Set task: Find all the lines with "onde" and gather them.

Supplied records:
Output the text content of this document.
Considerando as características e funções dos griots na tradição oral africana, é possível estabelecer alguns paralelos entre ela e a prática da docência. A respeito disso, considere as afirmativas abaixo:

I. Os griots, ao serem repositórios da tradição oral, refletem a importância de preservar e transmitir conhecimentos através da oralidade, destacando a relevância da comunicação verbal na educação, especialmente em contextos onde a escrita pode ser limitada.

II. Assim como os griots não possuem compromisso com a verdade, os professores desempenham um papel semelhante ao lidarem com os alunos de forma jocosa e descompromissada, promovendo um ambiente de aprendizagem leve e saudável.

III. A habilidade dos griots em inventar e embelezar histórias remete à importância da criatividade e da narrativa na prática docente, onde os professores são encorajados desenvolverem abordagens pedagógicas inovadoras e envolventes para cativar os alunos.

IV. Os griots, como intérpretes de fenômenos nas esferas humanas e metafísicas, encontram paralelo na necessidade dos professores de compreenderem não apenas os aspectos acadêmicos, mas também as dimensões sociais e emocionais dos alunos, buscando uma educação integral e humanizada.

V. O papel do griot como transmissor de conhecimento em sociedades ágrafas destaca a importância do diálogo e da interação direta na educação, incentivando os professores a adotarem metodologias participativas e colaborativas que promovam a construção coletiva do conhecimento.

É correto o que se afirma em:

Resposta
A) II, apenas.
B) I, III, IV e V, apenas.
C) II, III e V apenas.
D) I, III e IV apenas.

Written answer:
I. Os griots, ao serem repositórios da tradição oral, refletem a importância de preservar e transmitir conhecimentos através da oralidade, destacando a relevância da comunicação verbal na educação, especialmente em contextos onde a escrita pode ser limitada.
III. A habilidade dos griots em inventar e embelezar histórias remete à importância da criatividade e da narrativa na prática docente, onde os professores são encorajados desenvolverem abordagens pedagógicas inovadoras e envolventes para cativar os alunos.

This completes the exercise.